WHAT TO DO: Please output every line of the material as it stands, without the pictures.

DATA TO USE:
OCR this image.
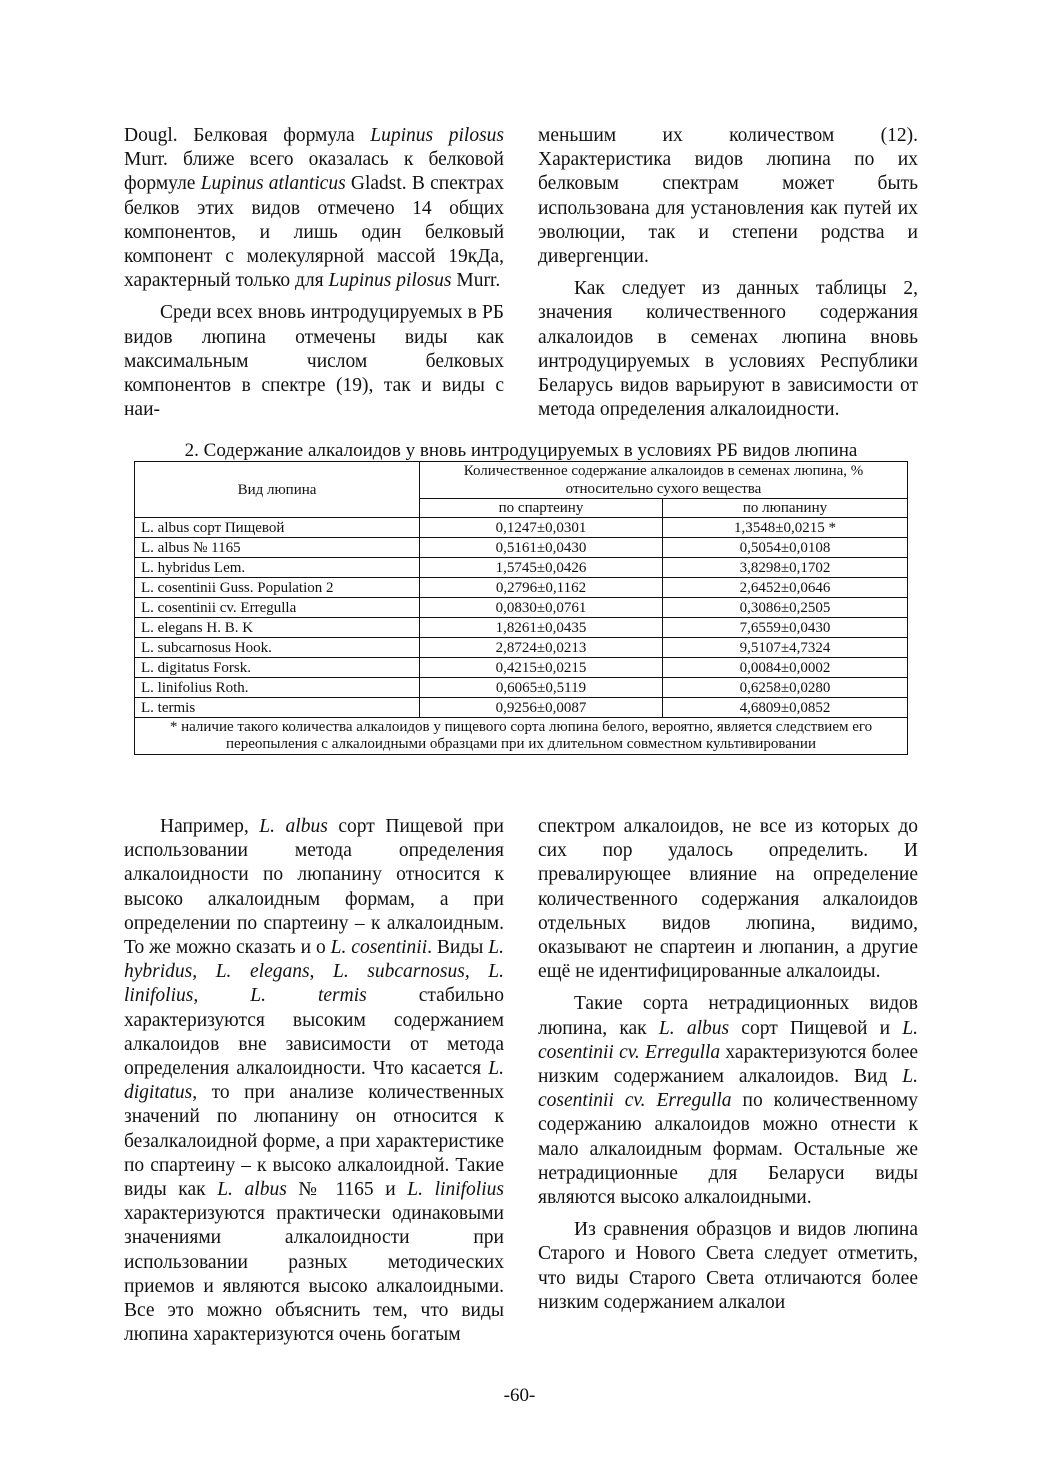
Dougl. Белковая формула Lupinus pilosus Murr. ближе всего оказалась к белковой формуле Lupinus atlanticus Gladst. В спектрах белков этих видов отмечено 14 общих компонентов, и лишь один белковый компонент с молекулярной массой 19кДа, характерный только для Lupinus pilosus Murr.

Среди всех вновь интродуцируемых в РБ видов люпина отмечены виды как максимальным числом белковых компонентов в спектре (19), так и виды с наи-

меньшим их количеством (12). Характеристика видов люпина по их белковым спектрам может быть использована для установления как путей их эволюции, так и степени родства и дивергенции.

Как следует из данных таблицы 2, значения количественного содержания алкалоидов в семенах люпина вновь интродуцируемых в условиях Республики Беларусь видов варьируют в зависимости от метода определения алкалоидности.

2. Содержание алкалоидов у вновь интродуцируемых в условиях РБ видов люпина
Вид люпина	Количественное содержание алкалоидов в семенах люпина, % относительно сухого вещества	
	по спартеину	по люпанину
L. albus сорт Пищевой	0,1247±0,0301	1,3548±0,0215 *
L. albus № 1165	0,5161±0,0430	0,5054±0,0108
L. hybridus Lem.	1,5745±0,0426	3,8298±0,1702
L. cosentinii Guss. Population 2	0,2796±0,1162	2,6452±0,0646
L. cosentinii cv. Erregulla	0,0830±0,0761	0,3086±0,2505
L. elegans H. B. K	1,8261±0,0435	7,6559±0,0430
L. subcarnosus Hook.	2,8724±0,0213	9,5107±4,7324
L. digitatus Forsk.	0,4215±0,0215	0,0084±0,0002
L. linifolius Roth.	0,6065±0,5119	0,6258±0,0280
L. termis	0,9256±0,0087	4,6809±0,0852
* наличие такого количества алкалоидов у пищевого сорта люпина белого, вероятно, является следствием его переопыления с алкалоидными образцами при их длительном совместном культивировании		

Например, L. albus сорт Пищевой при использовании метода определения алкалоидности по люпанину относится к высоко алкалоидным формам, а при определении по спартеину – к алкалоидным. То же можно сказать и о L. cosentinii. Виды L. hybridus, L. elegans, L. subcarnosus, L. linifolius, L. termis стабильно характеризуются высоким содержанием алкалоидов вне зависимости от метода определения алкалоидности. Что касается L. digitatus, то при анализе количественных значений по люпанину он относится к безалкалоидной форме, а при характеристике по спартеину – к высоко алкалоидной. Такие виды как L. albus № 1165 и L. linifolius характеризуются практически одинаковыми значениями алкалоидности при использовании разных методических приемов и являются высоко алкалоидными. Все это можно объяснить тем, что виды люпина характеризуются очень богатым

спектром алкалоидов, не все из которых до сих пор удалось определить. И превалирующее влияние на определение количественного содержания алкалоидов отдельных видов люпина, видимо, оказывают не спартеин и люпанин, а другие ещё не идентифицированные алкалоиды.

Такие сорта нетрадиционных видов люпина, как L. albus сорт Пищевой и L. cosentinii cv. Erregulla характеризуются более низким содержанием алкалоидов. Вид L. cosentinii cv. Erregulla по количественному содержанию алкалоидов можно отнести к мало алкалоидным формам. Остальные же нетрадиционные для Беларуси виды являются высоко алкалоидными.

Из сравнения образцов и видов люпина Старого и Нового Света следует отметить, что виды Старого Света отличаются более низким содержанием алкалои

-60-
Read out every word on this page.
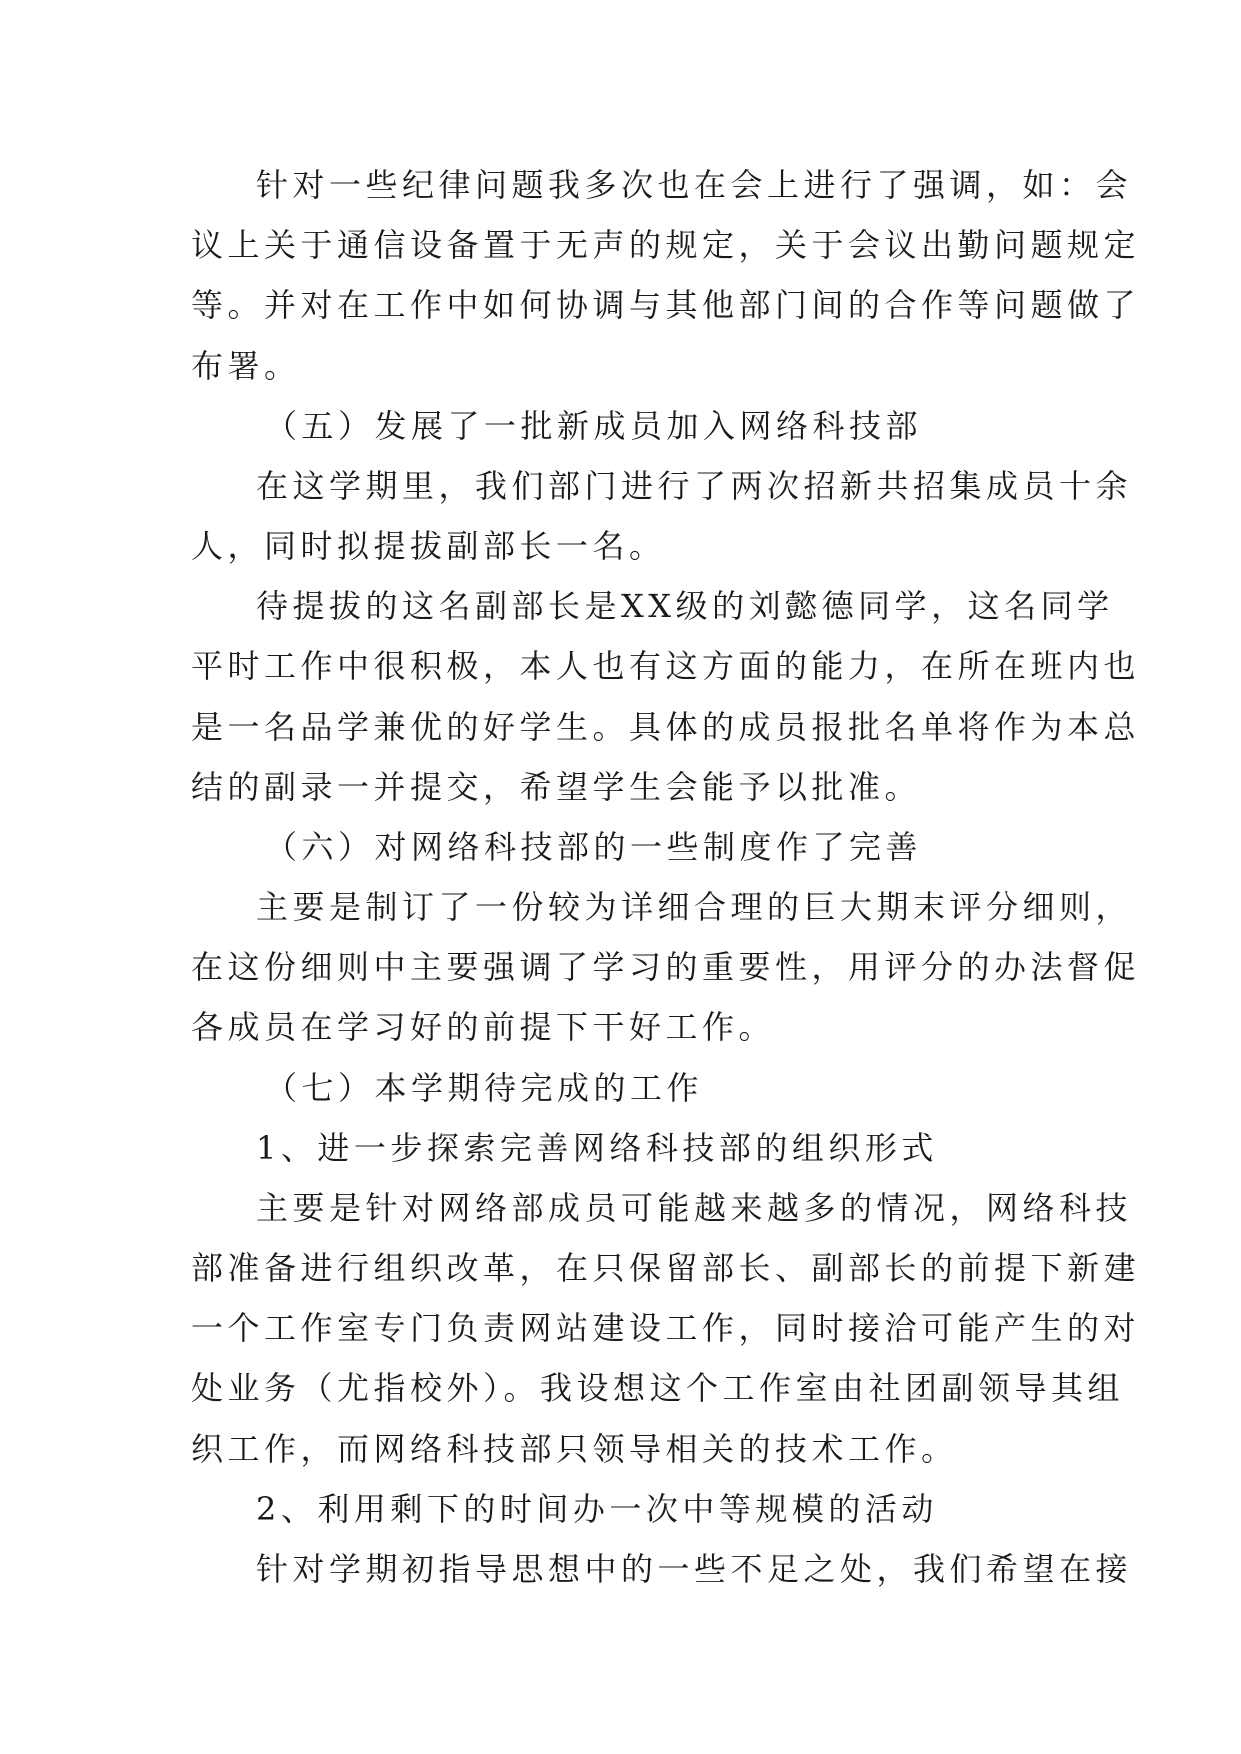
针对一些纪律问题我多次也在会上进行了强调，如：会
议上关于通信设备置于无声的规定，关于会议出勤问题规定
等。并对在工作中如何协调与其他部门间的合作等问题做了
布署。
（五）发展了一批新成员加入网络科技部
在这学期里，我们部门进行了两次招新共招集成员十余
人，同时拟提拔副部长一名。
待提拔的这名副部长是XX级的刘懿德同学，这名同学
平时工作中很积极，本人也有这方面的能力，在所在班内也
是一名品学兼优的好学生。具体的成员报批名单将作为本总
结的副录一并提交，希望学生会能予以批准。
（六）对网络科技部的一些制度作了完善
主要是制订了一份较为详细合理的巨大期末评分细则，
在这份细则中主要强调了学习的重要性，用评分的办法督促
各成员在学习好的前提下干好工作。
（七）本学期待完成的工作
1、进一步探索完善网络科技部的组织形式
主要是针对网络部成员可能越来越多的情况，网络科技
部准备进行组织改革，在只保留部长、副部长的前提下新建
一个工作室专门负责网站建设工作，同时接洽可能产生的对
处业务（尤指校外）。我设想这个工作室由社团副领导其组
织工作，而网络科技部只领导相关的技术工作。
2、利用剩下的时间办一次中等规模的活动
针对学期初指导思想中的一些不足之处，我们希望在接
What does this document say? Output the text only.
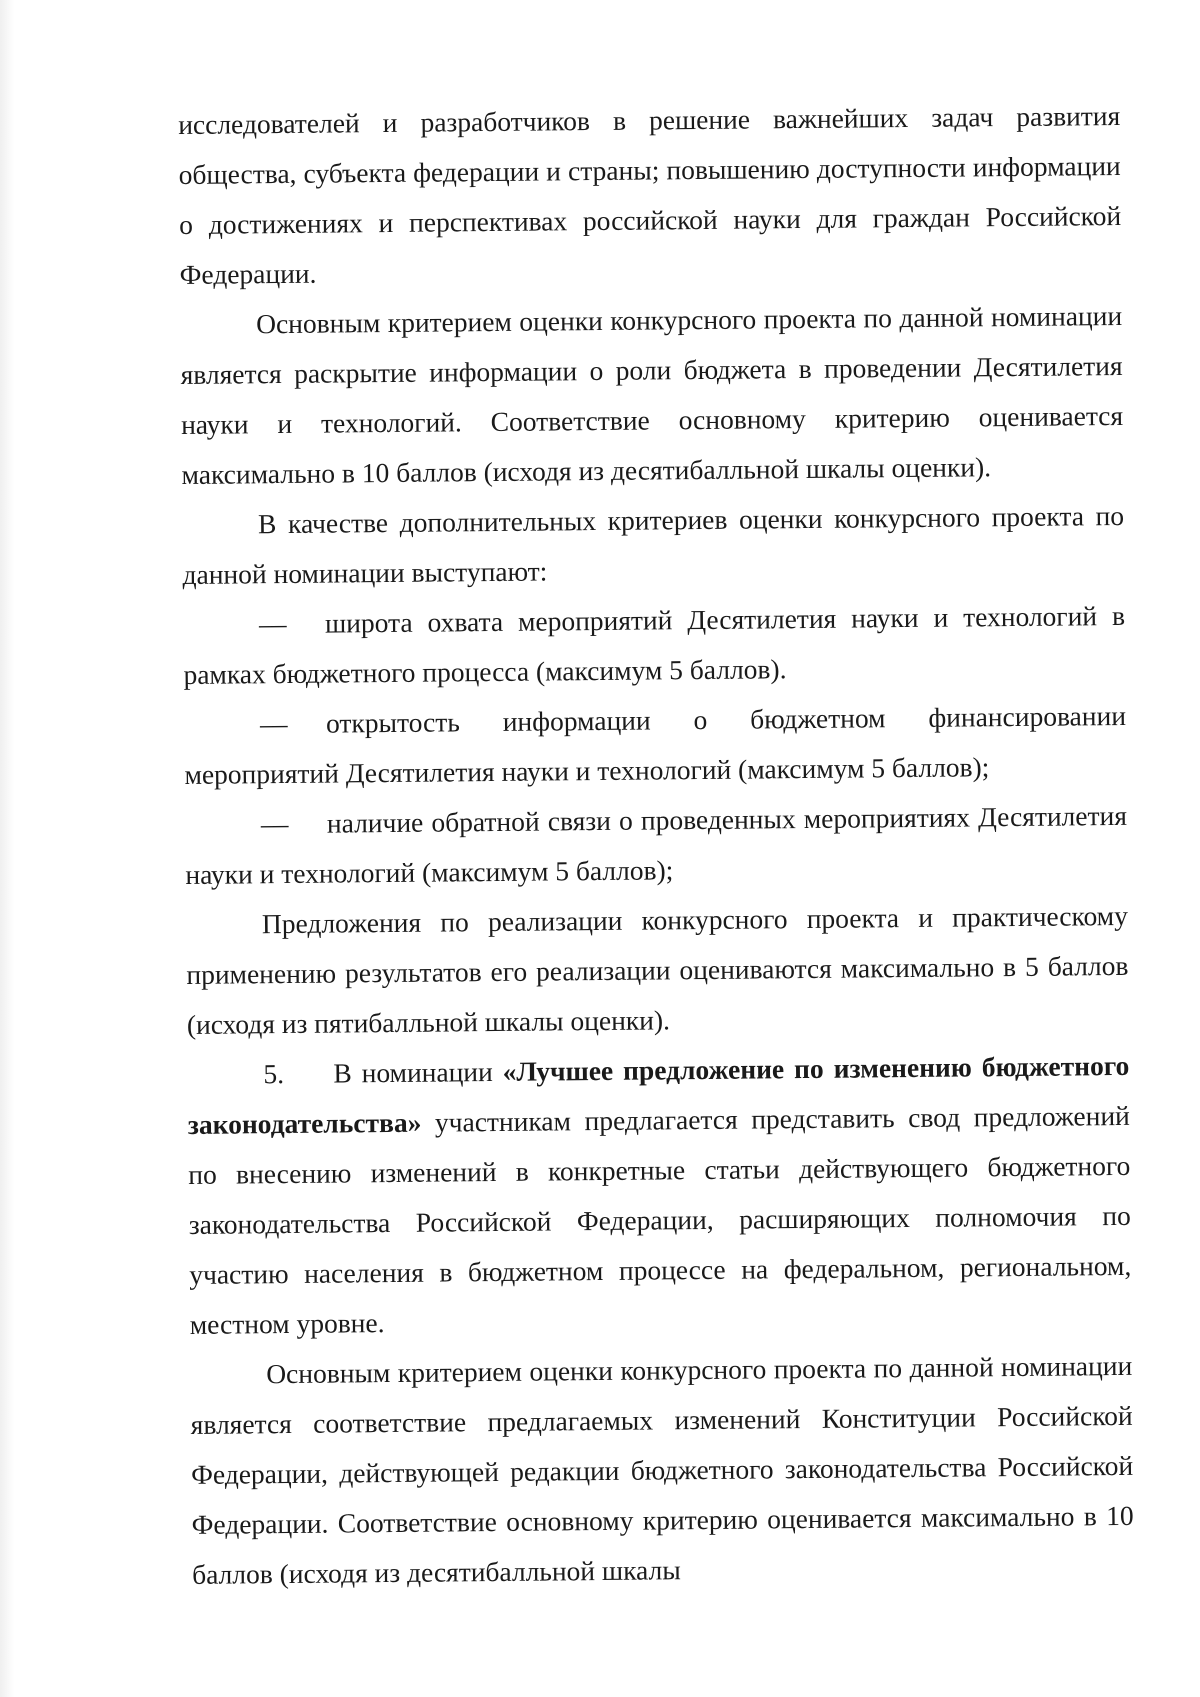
исследователей и разработчиков в решение важнейших задач развития общества, субъекта федерации и страны; повышению доступности информации о достижениях и перспективах российской науки для граждан Российской Федерации.

Основным критерием оценки конкурсного проекта по данной номинации является раскрытие информации о роли бюджета в проведении Десятилетия науки и технологий. Соответствие основному критерию оценивается максимально в 10 баллов (исходя из десятибалльной шкалы оценки).

В качестве дополнительных критериев оценки конкурсного проекта по данной номинации выступают:

— широта охвата мероприятий Десятилетия науки и технологий в рамках бюджетного процесса (максимум 5 баллов).

— открытость информации о бюджетном финансировании мероприятий Десятилетия науки и технологий (максимум 5 баллов);

— наличие обратной связи о проведенных мероприятиях Десятилетия науки и технологий (максимум 5 баллов);

Предложения по реализации конкурсного проекта и практическому применению результатов его реализации оцениваются максимально в 5 баллов (исходя из пятибалльной шкалы оценки).

5. В номинации «Лучшее предложение по изменению бюджетного законодательства» участникам предлагается представить свод предложений по внесению изменений в конкретные статьи действующего бюджетного законодательства Российской Федерации, расширяющих полномочия по участию населения в бюджетном процессе на федеральном, региональном, местном уровне.

Основным критерием оценки конкурсного проекта по данной номинации является соответствие предлагаемых изменений Конституции Российской Федерации, действующей редакции бюджетного законодательства Российской Федерации. Соответствие основному критерию оценивается максимально в 10 баллов (исходя из десятибалльной шкалы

SOLUTION:
OCR this image.
Dougl. Белковая формула Lupinus pilosus Murr. ближе всего оказалась к белковой формуле Lupinus atlanticus Gladst. В спектрах белков этих видов отмечено 14 общих компонентов, и лишь один белковый компонент с молекулярной массой 19кДа, характерный только для Lupinus pilosus Murr.

Среди всех вновь интродуцируемых в РБ видов люпина отмечены виды как максимальным числом белковых компонентов в спектре (19), так и виды с наи-

меньшим их количеством (12). Характеристика видов люпина по их белковым спектрам может быть использована для установления как путей их эволюции, так и степени родства и дивергенции.

Как следует из данных таблицы 2, значения количественного содержания алкалоидов в семенах люпина вновь интродуцируемых в условиях Республики Беларусь видов варьируют в зависимости от метода определения алкалоидности.

2. Содержание алкалоидов у вновь интродуцируемых в условиях РБ видов люпина
Вид люпина	Количественное содержание алкалоидов в семенах люпина, % относительно сухого вещества	
	по спартеину	по люпанину
L. albus сорт Пищевой	0,1247±0,0301	1,3548±0,0215 *
L. albus № 1165	0,5161±0,0430	0,5054±0,0108
L. hybridus Lem.	1,5745±0,0426	3,8298±0,1702
L. cosentinii Guss. Population 2	0,2796±0,1162	2,6452±0,0646
L. cosentinii cv. Erregulla	0,0830±0,0761	0,3086±0,2505
L. elegans H. B. K	1,8261±0,0435	7,6559±0,0430
L. subcarnosus Hook.	2,8724±0,0213	9,5107±4,7324
L. digitatus Forsk.	0,4215±0,0215	0,0084±0,0002
L. linifolius Roth.	0,6065±0,5119	0,6258±0,0280
L. termis	0,9256±0,0087	4,6809±0,0852
* наличие такого количества алкалоидов у пищевого сорта люпина белого, вероятно, является следствием его переопыления с алкалоидными образцами при их длительном совместном культивировании		

Например, L. albus сорт Пищевой при использовании метода определения алкалоидности по люпанину относится к высоко алкалоидным формам, а при определении по спартеину – к алкалоидным. То же можно сказать и о L. cosentinii. Виды L. hybridus, L. elegans, L. subcarnosus, L. linifolius, L. termis стабильно характеризуются высоким содержанием алкалоидов вне зависимости от метода определения алкалоидности. Что касается L. digitatus, то при анализе количественных значений по люпанину он относится к безалкалоидной форме, а при характеристике по спартеину – к высоко алкалоидной. Такие виды как L. albus № 1165 и L. linifolius характеризуются практически одинаковыми значениями алкалоидности при использовании разных методических приемов и являются высоко алкалоидными. Все это можно объяснить тем, что виды люпина характеризуются очень богатым

спектром алкалоидов, не все из которых до сих пор удалось определить. И превалирующее влияние на определение количественного содержания алкалоидов отдельных видов люпина, видимо, оказывают не спартеин и люпанин, а другие ещё не идентифицированные алкалоиды.

Такие сорта нетрадиционных видов люпина, как L. albus сорт Пищевой и L. cosentinii cv. Erregulla характеризуются более низким содержанием алкалоидов. Вид L. cosentinii cv. Erregulla по количественному содержанию алкалоидов можно отнести к мало алкалоидным формам. Остальные же нетрадиционные для Беларуси виды являются высоко алкалоидными.

Из сравнения образцов и видов люпина Старого и Нового Света следует отметить, что виды Старого Света отличаются более низким содержанием алкалои

-60-
Read out every word on this page.
针对一些纪律问题我多次也在会上进行了强调，如：会
议上关于通信设备置于无声的规定，关于会议出勤问题规定
等。并对在工作中如何协调与其他部门间的合作等问题做了
布署。
（五）发展了一批新成员加入网络科技部
在这学期里，我们部门进行了两次招新共招集成员十余
人，同时拟提拔副部长一名。
待提拔的这名副部长是XX级的刘懿德同学，这名同学
平时工作中很积极，本人也有这方面的能力，在所在班内也
是一名品学兼优的好学生。具体的成员报批名单将作为本总
结的副录一并提交，希望学生会能予以批准。
（六）对网络科技部的一些制度作了完善
主要是制订了一份较为详细合理的巨大期末评分细则，
在这份细则中主要强调了学习的重要性，用评分的办法督促
各成员在学习好的前提下干好工作。
（七）本学期待完成的工作
1、进一步探索完善网络科技部的组织形式
主要是针对网络部成员可能越来越多的情况，网络科技
部准备进行组织改革，在只保留部长、副部长的前提下新建
一个工作室专门负责网站建设工作，同时接洽可能产生的对
处业务（尤指校外）。我设想这个工作室由社团副领导其组
织工作，而网络科技部只领导相关的技术工作。
2、利用剩下的时间办一次中等规模的活动
针对学期初指导思想中的一些不足之处，我们希望在接
What does this document say? Output the text only.
исследователей и разработчиков в решение важнейших задач развития общества, субъекта федерации и страны; повышению доступности информации о достижениях и перспективах российской науки для граждан Российской Федерации.

Основным критерием оценки конкурсного проекта по данной номинации является раскрытие информации о роли бюджета в проведении Десятилетия науки и технологий. Соответствие основному критерию оценивается максимально в 10 баллов (исходя из десятибалльной шкалы оценки).

В качестве дополнительных критериев оценки конкурсного проекта по данной номинации выступают:

— широта охвата мероприятий Десятилетия науки и технологий в рамках бюджетного процесса (максимум 5 баллов).

— открытость информации о бюджетном финансировании мероприятий Десятилетия науки и технологий (максимум 5 баллов);

— наличие обратной связи о проведенных мероприятиях Десятилетия науки и технологий (максимум 5 баллов);

Предложения по реализации конкурсного проекта и практическому применению результатов его реализации оцениваются максимально в 5 баллов (исходя из пятибалльной шкалы оценки).

5. В номинации «Лучшее предложение по изменению бюджетного законодательства» участникам предлагается представить свод предложений по внесению изменений в конкретные статьи действующего бюджетного законодательства Российской Федерации, расширяющих полномочия по участию населения в бюджетном процессе на федеральном, региональном, местном уровне.

Основным критерием оценки конкурсного проекта по данной номинации является соответствие предлагаемых изменений Конституции Российской Федерации, действующей редакции бюджетного законодательства Российской Федерации. Соответствие основному критерию оценивается максимально в 10 баллов (исходя из десятибалльной шкалы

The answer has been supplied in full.